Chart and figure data
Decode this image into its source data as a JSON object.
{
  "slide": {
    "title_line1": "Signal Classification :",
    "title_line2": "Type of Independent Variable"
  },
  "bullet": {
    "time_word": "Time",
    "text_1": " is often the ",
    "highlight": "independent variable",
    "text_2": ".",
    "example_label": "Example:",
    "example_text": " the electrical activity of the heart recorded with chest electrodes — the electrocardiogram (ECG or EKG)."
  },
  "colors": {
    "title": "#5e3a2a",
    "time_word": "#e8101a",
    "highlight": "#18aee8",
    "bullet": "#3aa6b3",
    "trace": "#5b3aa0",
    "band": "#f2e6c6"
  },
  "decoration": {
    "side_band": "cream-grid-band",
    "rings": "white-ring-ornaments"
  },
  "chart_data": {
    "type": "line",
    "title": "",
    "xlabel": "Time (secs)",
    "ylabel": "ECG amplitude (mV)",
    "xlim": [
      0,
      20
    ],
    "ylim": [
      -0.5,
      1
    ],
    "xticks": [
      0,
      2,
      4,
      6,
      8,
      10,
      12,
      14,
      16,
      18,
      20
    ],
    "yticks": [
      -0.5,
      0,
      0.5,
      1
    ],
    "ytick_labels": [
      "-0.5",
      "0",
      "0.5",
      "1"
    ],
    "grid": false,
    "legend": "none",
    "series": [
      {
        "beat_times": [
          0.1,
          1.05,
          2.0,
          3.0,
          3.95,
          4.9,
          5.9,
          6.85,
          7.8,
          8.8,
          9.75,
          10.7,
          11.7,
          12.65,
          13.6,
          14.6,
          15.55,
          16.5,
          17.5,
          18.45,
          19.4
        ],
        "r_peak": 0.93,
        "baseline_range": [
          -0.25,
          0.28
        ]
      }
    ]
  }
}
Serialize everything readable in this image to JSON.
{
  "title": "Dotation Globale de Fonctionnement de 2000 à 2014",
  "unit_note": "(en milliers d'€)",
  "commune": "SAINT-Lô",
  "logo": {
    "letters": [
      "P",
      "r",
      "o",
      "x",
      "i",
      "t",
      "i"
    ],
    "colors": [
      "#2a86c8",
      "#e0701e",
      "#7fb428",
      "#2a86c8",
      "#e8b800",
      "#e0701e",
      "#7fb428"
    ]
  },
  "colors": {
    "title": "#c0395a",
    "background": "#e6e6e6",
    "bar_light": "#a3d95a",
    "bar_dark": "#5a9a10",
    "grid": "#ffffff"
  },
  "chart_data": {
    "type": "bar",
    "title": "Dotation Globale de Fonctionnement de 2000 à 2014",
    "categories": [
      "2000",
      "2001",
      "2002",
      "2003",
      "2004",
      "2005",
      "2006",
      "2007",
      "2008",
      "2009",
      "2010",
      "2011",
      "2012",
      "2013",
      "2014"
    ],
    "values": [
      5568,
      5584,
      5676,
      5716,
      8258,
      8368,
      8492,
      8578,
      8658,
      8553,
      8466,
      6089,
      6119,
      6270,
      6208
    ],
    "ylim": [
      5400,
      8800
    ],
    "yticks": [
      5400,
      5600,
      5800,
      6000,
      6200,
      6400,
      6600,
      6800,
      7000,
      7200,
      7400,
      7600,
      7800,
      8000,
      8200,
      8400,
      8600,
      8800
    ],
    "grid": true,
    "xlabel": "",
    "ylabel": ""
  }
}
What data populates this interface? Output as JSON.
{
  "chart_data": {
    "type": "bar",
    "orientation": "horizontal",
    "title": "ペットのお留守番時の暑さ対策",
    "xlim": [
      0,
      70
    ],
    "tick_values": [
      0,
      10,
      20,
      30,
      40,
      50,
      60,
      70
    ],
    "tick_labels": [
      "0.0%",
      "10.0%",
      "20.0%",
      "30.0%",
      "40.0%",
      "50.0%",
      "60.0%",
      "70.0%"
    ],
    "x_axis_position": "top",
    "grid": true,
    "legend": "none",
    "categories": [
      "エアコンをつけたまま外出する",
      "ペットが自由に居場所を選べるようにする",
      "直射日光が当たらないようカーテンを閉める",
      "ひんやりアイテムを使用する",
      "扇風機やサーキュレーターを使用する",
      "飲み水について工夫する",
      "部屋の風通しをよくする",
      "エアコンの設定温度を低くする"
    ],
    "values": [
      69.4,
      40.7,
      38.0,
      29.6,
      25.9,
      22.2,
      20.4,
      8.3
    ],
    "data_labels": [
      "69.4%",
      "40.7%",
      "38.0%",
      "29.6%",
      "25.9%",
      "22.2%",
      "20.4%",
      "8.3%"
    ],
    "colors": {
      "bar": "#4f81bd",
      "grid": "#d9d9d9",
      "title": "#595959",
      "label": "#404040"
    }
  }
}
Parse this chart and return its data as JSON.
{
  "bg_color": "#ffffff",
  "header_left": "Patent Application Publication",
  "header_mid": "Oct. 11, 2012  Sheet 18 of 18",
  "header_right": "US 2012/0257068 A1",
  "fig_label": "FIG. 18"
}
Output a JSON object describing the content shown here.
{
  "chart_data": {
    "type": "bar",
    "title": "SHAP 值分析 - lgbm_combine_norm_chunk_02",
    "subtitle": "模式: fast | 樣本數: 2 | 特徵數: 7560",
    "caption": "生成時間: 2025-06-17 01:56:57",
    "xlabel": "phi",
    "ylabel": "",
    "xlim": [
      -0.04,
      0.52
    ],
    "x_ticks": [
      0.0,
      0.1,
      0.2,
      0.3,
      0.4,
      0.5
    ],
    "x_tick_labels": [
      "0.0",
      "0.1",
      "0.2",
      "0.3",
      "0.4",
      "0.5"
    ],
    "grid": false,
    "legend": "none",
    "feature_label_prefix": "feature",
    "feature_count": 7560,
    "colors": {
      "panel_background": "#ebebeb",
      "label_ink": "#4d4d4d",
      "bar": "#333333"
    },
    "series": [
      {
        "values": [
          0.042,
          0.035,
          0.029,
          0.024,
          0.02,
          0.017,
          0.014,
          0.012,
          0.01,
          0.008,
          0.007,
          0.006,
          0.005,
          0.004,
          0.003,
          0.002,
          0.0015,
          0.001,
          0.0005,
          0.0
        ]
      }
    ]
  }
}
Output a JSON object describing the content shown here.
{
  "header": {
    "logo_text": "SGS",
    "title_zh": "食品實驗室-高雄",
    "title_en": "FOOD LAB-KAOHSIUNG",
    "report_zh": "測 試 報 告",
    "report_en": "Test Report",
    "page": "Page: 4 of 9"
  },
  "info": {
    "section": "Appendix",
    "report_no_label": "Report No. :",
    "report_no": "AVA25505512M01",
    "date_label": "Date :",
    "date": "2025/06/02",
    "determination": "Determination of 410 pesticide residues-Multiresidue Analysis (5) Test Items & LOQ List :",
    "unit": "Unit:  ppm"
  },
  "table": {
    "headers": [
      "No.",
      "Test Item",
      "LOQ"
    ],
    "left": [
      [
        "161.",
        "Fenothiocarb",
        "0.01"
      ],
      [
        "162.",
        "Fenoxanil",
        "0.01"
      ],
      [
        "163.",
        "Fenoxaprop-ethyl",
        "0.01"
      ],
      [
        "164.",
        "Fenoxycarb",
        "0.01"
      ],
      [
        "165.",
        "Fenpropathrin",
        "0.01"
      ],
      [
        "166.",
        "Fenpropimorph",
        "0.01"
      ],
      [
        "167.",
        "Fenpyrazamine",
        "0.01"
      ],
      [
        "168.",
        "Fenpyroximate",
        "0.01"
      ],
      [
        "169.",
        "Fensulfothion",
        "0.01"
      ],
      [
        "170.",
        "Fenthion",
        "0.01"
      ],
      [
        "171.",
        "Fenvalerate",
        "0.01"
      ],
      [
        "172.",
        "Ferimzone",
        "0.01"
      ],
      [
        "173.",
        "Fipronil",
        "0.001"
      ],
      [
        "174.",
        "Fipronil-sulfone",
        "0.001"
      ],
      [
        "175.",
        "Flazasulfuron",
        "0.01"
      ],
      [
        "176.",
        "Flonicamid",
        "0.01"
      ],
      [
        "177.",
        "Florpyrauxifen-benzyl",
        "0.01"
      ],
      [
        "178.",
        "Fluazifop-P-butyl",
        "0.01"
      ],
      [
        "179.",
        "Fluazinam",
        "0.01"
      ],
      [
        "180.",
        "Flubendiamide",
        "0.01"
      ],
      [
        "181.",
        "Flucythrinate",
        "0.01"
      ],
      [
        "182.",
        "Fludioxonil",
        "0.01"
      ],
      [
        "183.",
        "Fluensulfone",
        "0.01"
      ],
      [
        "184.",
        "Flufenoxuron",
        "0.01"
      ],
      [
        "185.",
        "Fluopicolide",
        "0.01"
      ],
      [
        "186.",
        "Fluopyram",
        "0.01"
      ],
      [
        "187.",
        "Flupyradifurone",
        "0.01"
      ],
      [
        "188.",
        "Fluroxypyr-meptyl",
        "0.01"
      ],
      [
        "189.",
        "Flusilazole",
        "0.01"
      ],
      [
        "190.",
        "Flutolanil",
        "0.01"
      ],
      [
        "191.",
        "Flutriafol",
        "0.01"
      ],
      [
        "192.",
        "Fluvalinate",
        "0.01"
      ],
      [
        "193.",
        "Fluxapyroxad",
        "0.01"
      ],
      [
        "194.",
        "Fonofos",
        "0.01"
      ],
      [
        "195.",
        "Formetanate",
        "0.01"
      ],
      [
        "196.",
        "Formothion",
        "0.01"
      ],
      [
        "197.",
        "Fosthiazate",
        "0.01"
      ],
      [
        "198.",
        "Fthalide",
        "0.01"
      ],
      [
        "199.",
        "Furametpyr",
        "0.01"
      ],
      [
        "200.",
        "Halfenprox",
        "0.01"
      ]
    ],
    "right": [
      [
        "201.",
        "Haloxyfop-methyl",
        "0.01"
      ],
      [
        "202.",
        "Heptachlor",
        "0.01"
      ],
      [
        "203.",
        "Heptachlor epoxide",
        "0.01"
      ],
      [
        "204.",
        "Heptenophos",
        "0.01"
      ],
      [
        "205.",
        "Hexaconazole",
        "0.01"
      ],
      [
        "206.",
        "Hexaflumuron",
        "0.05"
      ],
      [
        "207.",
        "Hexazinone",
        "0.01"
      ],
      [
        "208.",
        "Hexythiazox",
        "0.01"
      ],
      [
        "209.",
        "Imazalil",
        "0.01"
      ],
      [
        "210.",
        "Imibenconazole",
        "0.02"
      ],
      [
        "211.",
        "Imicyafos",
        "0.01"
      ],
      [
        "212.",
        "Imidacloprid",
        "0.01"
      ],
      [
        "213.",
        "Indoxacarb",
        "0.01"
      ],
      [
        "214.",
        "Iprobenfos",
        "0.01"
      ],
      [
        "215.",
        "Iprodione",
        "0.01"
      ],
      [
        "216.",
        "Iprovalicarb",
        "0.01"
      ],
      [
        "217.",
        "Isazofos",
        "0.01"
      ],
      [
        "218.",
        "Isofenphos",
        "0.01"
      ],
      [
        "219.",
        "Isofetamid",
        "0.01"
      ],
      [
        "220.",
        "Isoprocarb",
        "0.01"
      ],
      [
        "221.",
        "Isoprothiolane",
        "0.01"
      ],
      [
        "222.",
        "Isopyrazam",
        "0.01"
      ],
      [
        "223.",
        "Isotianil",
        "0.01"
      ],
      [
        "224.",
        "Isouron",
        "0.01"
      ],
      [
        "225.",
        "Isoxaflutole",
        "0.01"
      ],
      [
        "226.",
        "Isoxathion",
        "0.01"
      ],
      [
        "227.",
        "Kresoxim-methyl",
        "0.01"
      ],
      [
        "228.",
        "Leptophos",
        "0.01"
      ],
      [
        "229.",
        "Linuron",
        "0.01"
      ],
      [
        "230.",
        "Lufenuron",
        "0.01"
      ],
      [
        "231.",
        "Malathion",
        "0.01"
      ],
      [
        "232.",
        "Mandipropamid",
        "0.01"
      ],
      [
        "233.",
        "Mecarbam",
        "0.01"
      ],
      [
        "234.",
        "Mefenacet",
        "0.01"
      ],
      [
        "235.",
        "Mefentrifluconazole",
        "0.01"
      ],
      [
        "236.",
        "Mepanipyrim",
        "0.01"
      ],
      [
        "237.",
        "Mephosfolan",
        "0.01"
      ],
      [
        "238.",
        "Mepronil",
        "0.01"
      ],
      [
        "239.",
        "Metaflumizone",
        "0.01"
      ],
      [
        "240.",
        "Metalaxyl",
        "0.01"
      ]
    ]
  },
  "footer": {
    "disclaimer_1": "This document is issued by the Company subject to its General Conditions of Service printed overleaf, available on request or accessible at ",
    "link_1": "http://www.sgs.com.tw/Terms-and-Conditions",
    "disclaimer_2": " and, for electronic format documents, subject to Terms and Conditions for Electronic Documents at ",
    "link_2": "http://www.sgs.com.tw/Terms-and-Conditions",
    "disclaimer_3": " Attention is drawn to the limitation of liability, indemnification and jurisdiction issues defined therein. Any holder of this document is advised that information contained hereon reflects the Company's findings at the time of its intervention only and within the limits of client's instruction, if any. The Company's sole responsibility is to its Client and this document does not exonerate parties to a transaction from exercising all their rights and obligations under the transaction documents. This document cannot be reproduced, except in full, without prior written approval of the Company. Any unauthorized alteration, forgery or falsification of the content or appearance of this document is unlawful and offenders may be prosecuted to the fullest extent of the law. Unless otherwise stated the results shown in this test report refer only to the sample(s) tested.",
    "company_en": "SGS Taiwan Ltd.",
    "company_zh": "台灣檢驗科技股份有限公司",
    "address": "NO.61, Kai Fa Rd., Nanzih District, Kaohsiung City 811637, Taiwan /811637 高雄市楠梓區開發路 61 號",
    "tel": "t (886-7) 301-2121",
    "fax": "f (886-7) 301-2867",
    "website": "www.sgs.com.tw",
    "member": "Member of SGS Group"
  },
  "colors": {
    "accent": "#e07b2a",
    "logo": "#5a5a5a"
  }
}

TASK TO COMPLETE: Out of the preceding entries, pull every line containing the string "Conditions".

THE RESPONSE:
    "disclaimer_1": "This document is issued by the Company subject to its General Conditions of Service printed overleaf, available on request or accessible at ",
    "link_1": "http://www.sgs.com.tw/Terms-and-Conditions",
    "disclaimer_2": " and, for electronic format documents, subject to Terms and Conditions for Electronic Documents at ",
    "link_2": "http://www.sgs.com.tw/Terms-and-Conditions",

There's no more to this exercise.